* START Dataset records *

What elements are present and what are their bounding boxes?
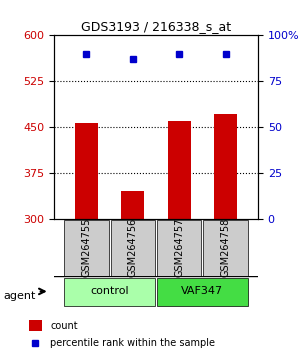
Text: GSM264758: GSM264758 [220, 218, 230, 278]
Text: control: control [90, 286, 129, 296]
FancyBboxPatch shape [64, 278, 155, 306]
Text: agent: agent [3, 291, 35, 301]
FancyBboxPatch shape [157, 220, 201, 275]
Text: count: count [50, 321, 78, 331]
Text: GSM264757: GSM264757 [174, 218, 184, 278]
Text: GSM264756: GSM264756 [128, 218, 138, 278]
Text: VAF347: VAF347 [181, 286, 224, 296]
FancyBboxPatch shape [203, 220, 248, 275]
Bar [121, 191, 144, 219]
Bar [28, 320, 42, 331]
Bar [214, 114, 237, 219]
Title: GDS3193 / 216338_s_at: GDS3193 / 216338_s_at [81, 20, 231, 33]
Bar [75, 122, 98, 219]
Text: GSM264755: GSM264755 [82, 218, 92, 278]
FancyBboxPatch shape [111, 220, 155, 275]
FancyBboxPatch shape [157, 278, 248, 306]
Text: percentile rank within the sample: percentile rank within the sample [50, 338, 215, 348]
FancyBboxPatch shape [64, 220, 109, 275]
Bar [168, 121, 191, 219]
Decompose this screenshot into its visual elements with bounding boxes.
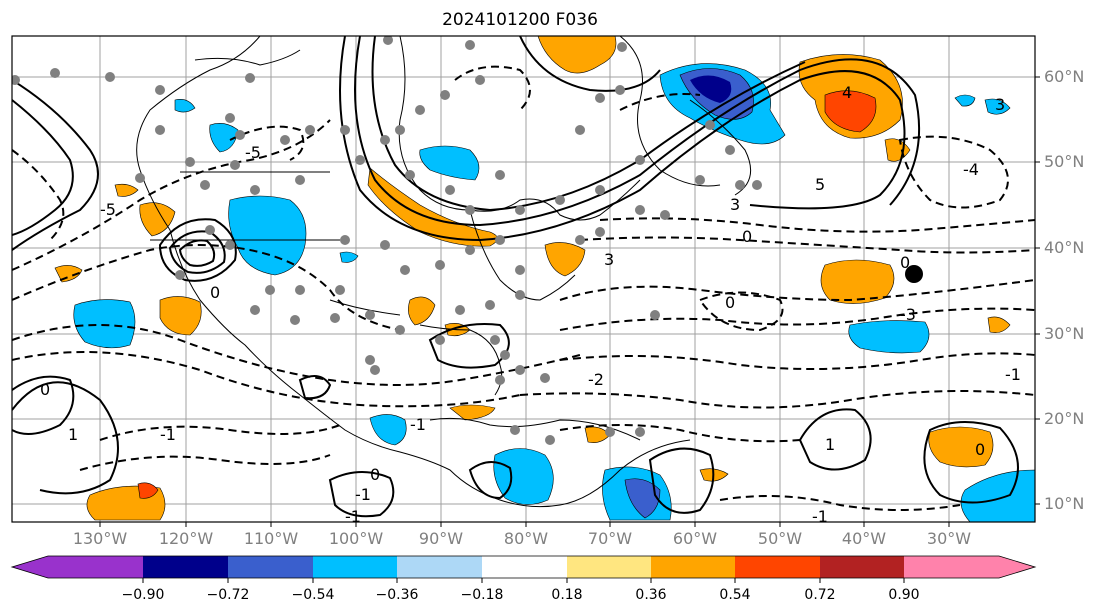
map-title: 2024101200 F036 <box>442 10 598 30</box>
longitude-label: 110°W <box>243 529 299 548</box>
colorbar-tick-label: 0.18 <box>551 587 583 603</box>
colorbar-tick-label: 0.72 <box>804 587 836 603</box>
contour-label: 0 <box>370 465 380 484</box>
contour-label: -2 <box>588 370 604 389</box>
colorbar-segment <box>482 556 567 578</box>
contour-label: -1 <box>345 507 361 526</box>
contour-label: 5 <box>815 175 825 194</box>
contour-label: -1 <box>410 415 426 434</box>
colorbar-segment <box>48 556 143 578</box>
colorbar-tick-label: 0.36 <box>635 587 667 603</box>
contour-label: 1 <box>825 435 835 454</box>
contour-label: -1 <box>160 425 176 444</box>
colorbar-segment <box>651 556 735 578</box>
contour-label: -1 <box>355 485 371 504</box>
contour-label: 0 <box>975 440 985 459</box>
latitude-label: 20°N <box>1044 409 1085 428</box>
contour-label: 3 <box>730 195 740 214</box>
colorbar-segment <box>397 556 482 578</box>
observation-markers <box>12 36 762 445</box>
axis-ticks <box>99 76 1040 527</box>
longitude-label: 80°W <box>503 529 549 548</box>
map-frame-border <box>11 35 1036 523</box>
colorbar-tick-label: −0.90 <box>121 587 165 603</box>
colorbar-tick-label: −0.18 <box>460 587 504 603</box>
contour-label-group: 4 5 3 0 3 -3 -4 3 -1 -2 -5 -5 1 1 -1 -1 … <box>40 83 1021 526</box>
longitude-label: 90°W <box>418 529 464 548</box>
colorbar-extend-high <box>999 556 1035 578</box>
contour-label: 0 <box>742 227 752 246</box>
longitude-label: 130°W <box>72 529 128 548</box>
contour-label: -3 <box>900 305 916 324</box>
contour-lines-dashed <box>12 65 1035 511</box>
colorbar-tick-label: −0.36 <box>375 587 419 603</box>
longitude-label: 100°W <box>328 529 384 548</box>
contour-label: 1 <box>68 425 78 444</box>
station-marker <box>905 265 923 283</box>
colorbar-tick-label: 0.54 <box>719 587 751 603</box>
longitude-label: 70°W <box>587 529 633 548</box>
positive-anomaly-fill <box>54 36 1011 521</box>
colorbar-tick-label: 0.90 <box>888 587 920 603</box>
latitude-label: 30°N <box>1044 324 1085 343</box>
colorbar-segment <box>143 556 228 578</box>
colorbar-segment <box>820 556 904 578</box>
contour-lines <box>12 36 1019 518</box>
longitude-label: 50°W <box>757 529 803 548</box>
contour-label: 3 <box>604 250 614 269</box>
longitude-label: 120°W <box>158 529 214 548</box>
colorbar-segment <box>735 556 820 578</box>
contour-label: 4 <box>842 83 852 102</box>
colorbar-tick-label: −0.54 <box>291 587 335 603</box>
contour-label: -1 <box>812 507 828 526</box>
colorbar <box>10 555 1037 583</box>
contour-label: -1 <box>1005 365 1021 384</box>
contour-label: 3 <box>995 95 1005 114</box>
colorbar-segment <box>567 556 651 578</box>
contour-label: 0 <box>210 283 220 302</box>
contour-label: 0 <box>900 253 910 272</box>
latitude-label: 40°N <box>1044 238 1085 257</box>
colorbar-segment <box>904 556 999 578</box>
contour-label: -5 <box>245 143 261 162</box>
latitude-label: 60°N <box>1044 67 1085 86</box>
longitude-label: 40°W <box>841 529 887 548</box>
colorbar-segment <box>313 556 397 578</box>
contour-label: 0 <box>40 380 50 399</box>
contour-label: -4 <box>963 160 979 179</box>
colorbar-extend-low <box>12 556 48 578</box>
colorbar-tick-label: −0.72 <box>206 587 250 603</box>
latitude-label: 10°N <box>1044 494 1085 513</box>
colorbar-segment <box>228 556 313 578</box>
contour-label: 0 <box>725 293 735 312</box>
latitude-label: 50°N <box>1044 152 1085 171</box>
longitude-label: 30°W <box>926 529 972 548</box>
contour-label: -5 <box>100 200 116 219</box>
longitude-label: 60°W <box>672 529 718 548</box>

* END Dataset records *

Reproduce verbatim the lines of the data above, from the line with "map-title: 2024101200 F036" to the line with "contour-label: -1 <box>355 485 371 504</box>", including both of those lines.

map-title: 2024101200 F036 <box>442 10 598 30</box>
longitude-label: 110°W <box>243 529 299 548</box>
colorbar-tick-label: 0.18 <box>551 587 583 603</box>
colorbar-tick-label: 0.72 <box>804 587 836 603</box>
contour-label: 0 <box>370 465 380 484</box>
contour-label: -2 <box>588 370 604 389</box>
colorbar-segment <box>482 556 567 578</box>
contour-label: -1 <box>345 507 361 526</box>
contour-label: 5 <box>815 175 825 194</box>
contour-label: -1 <box>410 415 426 434</box>
colorbar-segment <box>48 556 143 578</box>
colorbar-tick-label: 0.36 <box>635 587 667 603</box>
contour-label: 1 <box>825 435 835 454</box>
contour-label: -1 <box>160 425 176 444</box>
colorbar-segment <box>651 556 735 578</box>
contour-label: -1 <box>355 485 371 504</box>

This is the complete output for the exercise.